*Work to complete:*
Retype each line exactly. Skip images.

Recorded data
────────────────────

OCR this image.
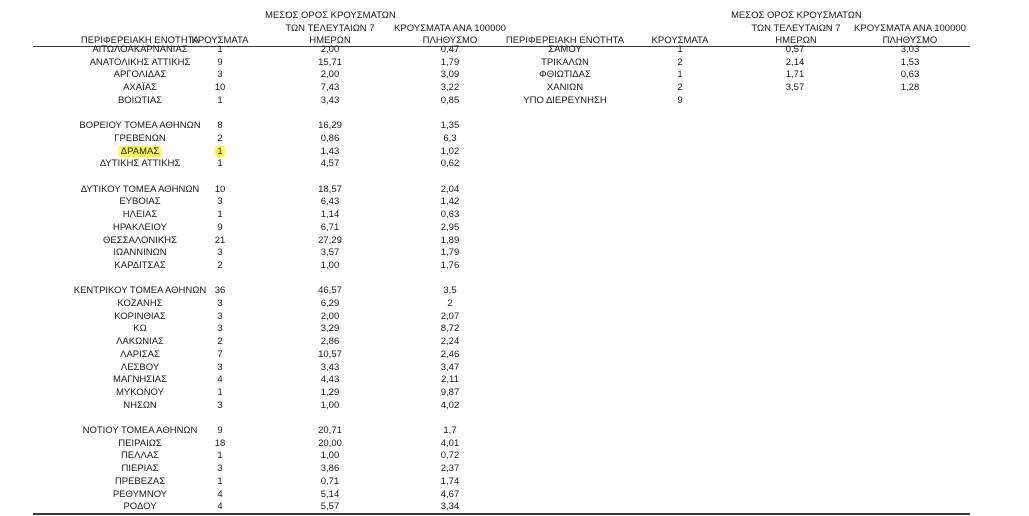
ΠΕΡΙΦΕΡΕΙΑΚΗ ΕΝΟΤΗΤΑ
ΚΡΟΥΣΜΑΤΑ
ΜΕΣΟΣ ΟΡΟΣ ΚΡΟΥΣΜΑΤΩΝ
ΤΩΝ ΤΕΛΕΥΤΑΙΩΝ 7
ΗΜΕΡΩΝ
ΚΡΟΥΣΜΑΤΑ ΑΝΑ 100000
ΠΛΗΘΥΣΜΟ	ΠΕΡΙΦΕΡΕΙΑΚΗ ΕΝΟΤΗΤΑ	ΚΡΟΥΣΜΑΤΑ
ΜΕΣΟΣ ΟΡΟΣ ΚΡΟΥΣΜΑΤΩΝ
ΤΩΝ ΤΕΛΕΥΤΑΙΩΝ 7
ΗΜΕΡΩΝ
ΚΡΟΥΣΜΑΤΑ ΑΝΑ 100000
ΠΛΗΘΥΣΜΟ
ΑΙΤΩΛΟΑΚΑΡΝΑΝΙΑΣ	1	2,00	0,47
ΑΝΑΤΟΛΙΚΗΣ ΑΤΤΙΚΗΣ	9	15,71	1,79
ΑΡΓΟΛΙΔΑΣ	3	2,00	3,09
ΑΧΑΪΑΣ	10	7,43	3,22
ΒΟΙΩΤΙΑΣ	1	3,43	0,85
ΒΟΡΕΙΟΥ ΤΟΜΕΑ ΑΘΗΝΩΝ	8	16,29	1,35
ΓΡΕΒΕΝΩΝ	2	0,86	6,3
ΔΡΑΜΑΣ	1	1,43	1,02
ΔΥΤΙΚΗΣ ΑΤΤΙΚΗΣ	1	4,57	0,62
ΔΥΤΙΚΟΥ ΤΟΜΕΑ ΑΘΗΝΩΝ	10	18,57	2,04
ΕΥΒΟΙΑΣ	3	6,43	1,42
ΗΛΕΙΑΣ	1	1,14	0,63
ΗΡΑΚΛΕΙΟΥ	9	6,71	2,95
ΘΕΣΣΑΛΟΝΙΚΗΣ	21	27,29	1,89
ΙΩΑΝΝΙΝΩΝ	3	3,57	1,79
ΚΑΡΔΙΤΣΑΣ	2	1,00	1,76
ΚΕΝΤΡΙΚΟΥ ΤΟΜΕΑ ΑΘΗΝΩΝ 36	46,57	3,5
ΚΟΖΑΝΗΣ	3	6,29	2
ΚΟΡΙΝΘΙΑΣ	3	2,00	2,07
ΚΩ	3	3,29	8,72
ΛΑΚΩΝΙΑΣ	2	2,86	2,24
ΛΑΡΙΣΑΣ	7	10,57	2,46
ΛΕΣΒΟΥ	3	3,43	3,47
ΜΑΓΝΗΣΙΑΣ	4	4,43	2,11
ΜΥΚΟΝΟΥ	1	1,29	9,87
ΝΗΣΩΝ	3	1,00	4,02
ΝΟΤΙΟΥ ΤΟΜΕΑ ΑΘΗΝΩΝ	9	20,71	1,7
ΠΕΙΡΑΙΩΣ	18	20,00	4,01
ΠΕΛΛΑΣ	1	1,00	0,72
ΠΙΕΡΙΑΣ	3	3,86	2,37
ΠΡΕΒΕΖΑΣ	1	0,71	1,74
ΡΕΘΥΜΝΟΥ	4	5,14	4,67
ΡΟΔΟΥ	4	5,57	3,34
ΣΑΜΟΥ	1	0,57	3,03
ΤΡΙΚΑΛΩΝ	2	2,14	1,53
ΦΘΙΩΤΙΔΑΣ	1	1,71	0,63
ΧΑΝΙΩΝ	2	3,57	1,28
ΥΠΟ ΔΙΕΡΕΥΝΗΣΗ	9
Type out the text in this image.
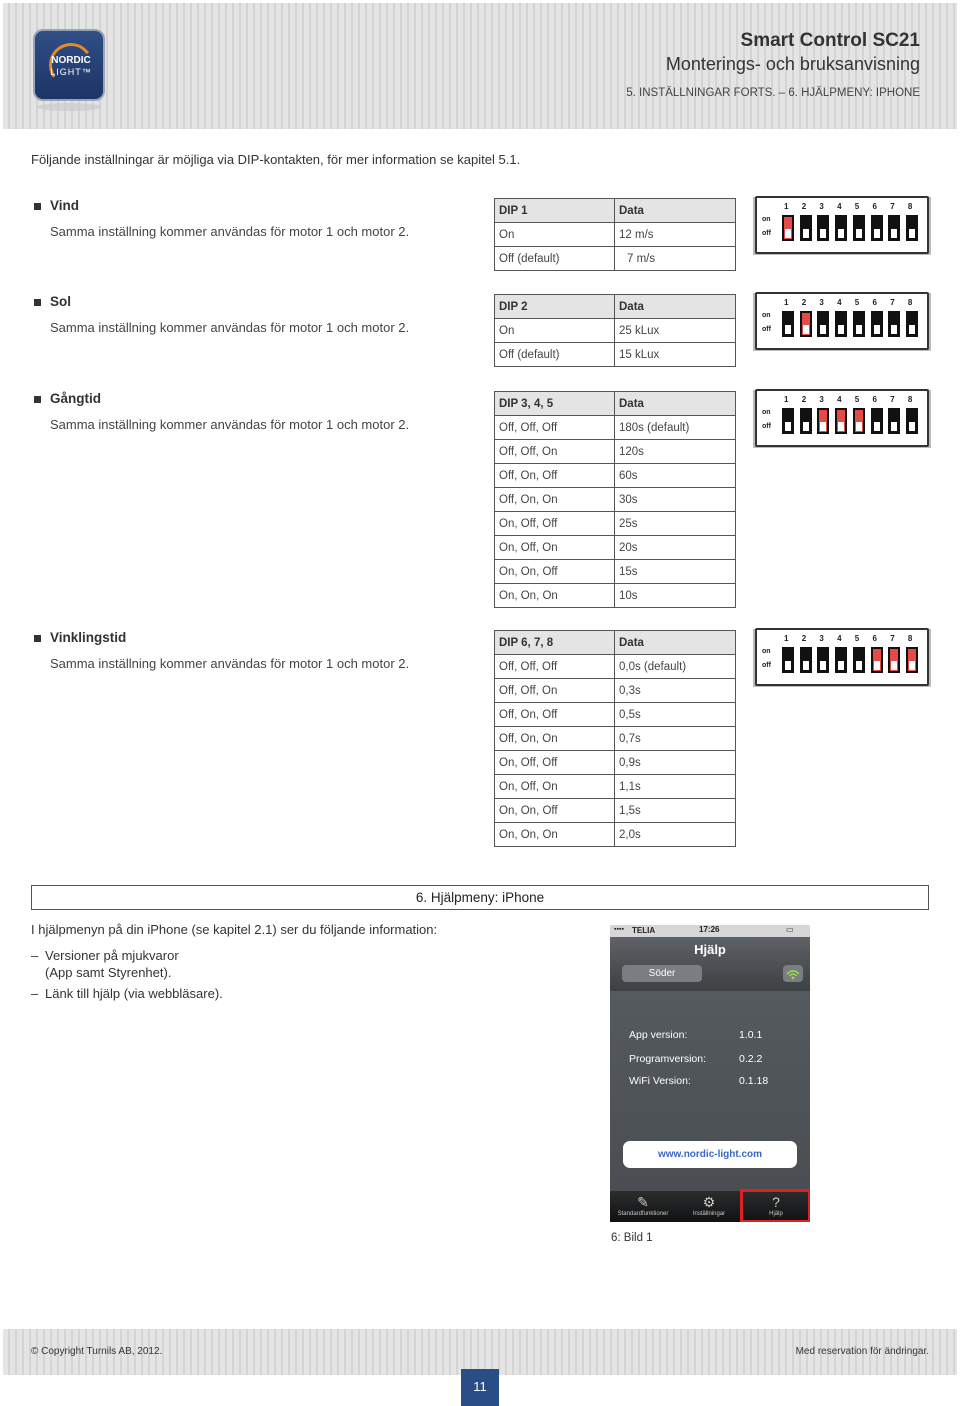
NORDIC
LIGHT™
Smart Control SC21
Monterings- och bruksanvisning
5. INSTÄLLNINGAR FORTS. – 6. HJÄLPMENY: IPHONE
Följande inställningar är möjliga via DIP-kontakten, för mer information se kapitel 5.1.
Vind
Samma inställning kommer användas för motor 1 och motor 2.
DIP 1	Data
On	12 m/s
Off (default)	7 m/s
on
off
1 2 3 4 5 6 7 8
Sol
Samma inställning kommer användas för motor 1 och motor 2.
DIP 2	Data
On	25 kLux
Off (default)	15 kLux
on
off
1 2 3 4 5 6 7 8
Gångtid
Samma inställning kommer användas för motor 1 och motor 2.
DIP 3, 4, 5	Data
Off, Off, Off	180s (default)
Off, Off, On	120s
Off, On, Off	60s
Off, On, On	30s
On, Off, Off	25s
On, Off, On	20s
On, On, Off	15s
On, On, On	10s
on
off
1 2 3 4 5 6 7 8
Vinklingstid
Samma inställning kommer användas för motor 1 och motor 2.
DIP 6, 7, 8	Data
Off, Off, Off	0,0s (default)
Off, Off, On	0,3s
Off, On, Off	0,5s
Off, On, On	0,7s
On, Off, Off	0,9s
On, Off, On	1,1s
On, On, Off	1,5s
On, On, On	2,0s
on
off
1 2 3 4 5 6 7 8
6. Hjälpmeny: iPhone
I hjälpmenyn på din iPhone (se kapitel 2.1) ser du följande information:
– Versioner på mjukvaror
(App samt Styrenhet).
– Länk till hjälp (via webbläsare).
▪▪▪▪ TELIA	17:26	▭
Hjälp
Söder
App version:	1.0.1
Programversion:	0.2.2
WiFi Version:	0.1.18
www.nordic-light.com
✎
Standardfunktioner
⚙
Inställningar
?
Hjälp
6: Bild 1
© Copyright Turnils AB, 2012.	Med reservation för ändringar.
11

────────────────────

*Response to this task:*
OCR this image.
ΠΕΡΙΦΕΡΕΙΑΚΗ ΕΝΟΤΗΤΑ
ΚΡΟΥΣΜΑΤΑ
ΜΕΣΟΣ ΟΡΟΣ ΚΡΟΥΣΜΑΤΩΝ
ΤΩΝ ΤΕΛΕΥΤΑΙΩΝ 7
ΗΜΕΡΩΝ
ΚΡΟΥΣΜΑΤΑ ΑΝΑ 100000
ΠΛΗΘΥΣΜΟ	ΠΕΡΙΦΕΡΕΙΑΚΗ ΕΝΟΤΗΤΑ	ΚΡΟΥΣΜΑΤΑ
ΜΕΣΟΣ ΟΡΟΣ ΚΡΟΥΣΜΑΤΩΝ
ΤΩΝ ΤΕΛΕΥΤΑΙΩΝ 7
ΗΜΕΡΩΝ
ΚΡΟΥΣΜΑΤΑ ΑΝΑ 100000
ΠΛΗΘΥΣΜΟ
ΑΙΤΩΛΟΑΚΑΡΝΑΝΙΑΣ	1	2,00	0,47
ΑΝΑΤΟΛΙΚΗΣ ΑΤΤΙΚΗΣ	9	15,71	1,79
ΑΡΓΟΛΙΔΑΣ	3	2,00	3,09
ΑΧΑΪΑΣ	10	7,43	3,22
ΒΟΙΩΤΙΑΣ	1	3,43	0,85
ΒΟΡΕΙΟΥ ΤΟΜΕΑ ΑΘΗΝΩΝ	8	16,29	1,35
ΓΡΕΒΕΝΩΝ	2	0,86	6,3
ΔΡΑΜΑΣ	1	1,43	1,02
ΔΥΤΙΚΗΣ ΑΤΤΙΚΗΣ	1	4,57	0,62
ΔΥΤΙΚΟΥ ΤΟΜΕΑ ΑΘΗΝΩΝ	10	18,57	2,04
ΕΥΒΟΙΑΣ	3	6,43	1,42
ΗΛΕΙΑΣ	1	1,14	0,63
ΗΡΑΚΛΕΙΟΥ	9	6,71	2,95
ΘΕΣΣΑΛΟΝΙΚΗΣ	21	27,29	1,89
ΙΩΑΝΝΙΝΩΝ	3	3,57	1,79
ΚΑΡΔΙΤΣΑΣ	2	1,00	1,76
ΚΕΝΤΡΙΚΟΥ ΤΟΜΕΑ ΑΘΗΝΩΝ 36	46,57	3,5
ΚΟΖΑΝΗΣ	3	6,29	2
ΚΟΡΙΝΘΙΑΣ	3	2,00	2,07
ΚΩ	3	3,29	8,72
ΛΑΚΩΝΙΑΣ	2	2,86	2,24
ΛΑΡΙΣΑΣ	7	10,57	2,46
ΛΕΣΒΟΥ	3	3,43	3,47
ΜΑΓΝΗΣΙΑΣ	4	4,43	2,11
ΜΥΚΟΝΟΥ	1	1,29	9,87
ΝΗΣΩΝ	3	1,00	4,02
ΝΟΤΙΟΥ ΤΟΜΕΑ ΑΘΗΝΩΝ	9	20,71	1,7
ΠΕΙΡΑΙΩΣ	18	20,00	4,01
ΠΕΛΛΑΣ	1	1,00	0,72
ΠΙΕΡΙΑΣ	3	3,86	2,37
ΠΡΕΒΕΖΑΣ	1	0,71	1,74
ΡΕΘΥΜΝΟΥ	4	5,14	4,67
ΡΟΔΟΥ	4	5,57	3,34
ΣΑΜΟΥ	1	0,57	3,03
ΤΡΙΚΑΛΩΝ	2	2,14	1,53
ΦΘΙΩΤΙΔΑΣ	1	1,71	0,63
ΧΑΝΙΩΝ	2	3,57	1,28
ΥΠΟ ΔΙΕΡΕΥΝΗΣΗ	9
Type out the text in this image.
NORDIC
LIGHT™
Smart Control SC21
Monterings- och bruksanvisning
5. INSTÄLLNINGAR FORTS. – 6. HJÄLPMENY: IPHONE
Följande inställningar är möjliga via DIP-kontakten, för mer information se kapitel 5.1.
Vind
Samma inställning kommer användas för motor 1 och motor 2.
DIP 1	Data
On	12 m/s
Off (default)	7 m/s
on
off
1 2 3 4 5 6 7 8
Sol
Samma inställning kommer användas för motor 1 och motor 2.
DIP 2	Data
On	25 kLux
Off (default)	15 kLux
on
off
1 2 3 4 5 6 7 8
Gångtid
Samma inställning kommer användas för motor 1 och motor 2.
DIP 3, 4, 5	Data
Off, Off, Off	180s (default)
Off, Off, On	120s
Off, On, Off	60s
Off, On, On	30s
On, Off, Off	25s
On, Off, On	20s
On, On, Off	15s
On, On, On	10s
on
off
1 2 3 4 5 6 7 8
Vinklingstid
Samma inställning kommer användas för motor 1 och motor 2.
DIP 6, 7, 8	Data
Off, Off, Off	0,0s (default)
Off, Off, On	0,3s
Off, On, Off	0,5s
Off, On, On	0,7s
On, Off, Off	0,9s
On, Off, On	1,1s
On, On, Off	1,5s
On, On, On	2,0s
on
off
1 2 3 4 5 6 7 8
6. Hjälpmeny: iPhone
I hjälpmenyn på din iPhone (se kapitel 2.1) ser du följande information:
– Versioner på mjukvaror
(App samt Styrenhet).
– Länk till hjälp (via webbläsare).
▪▪▪▪ TELIA	17:26	▭
Hjälp
Söder
App version:	1.0.1
Programversion:	0.2.2
WiFi Version:	0.1.18
www.nordic-light.com
✎
Standardfunktioner
⚙
Inställningar
?
Hjälp
6: Bild 1
© Copyright Turnils AB, 2012.	Med reservation för ändringar.
11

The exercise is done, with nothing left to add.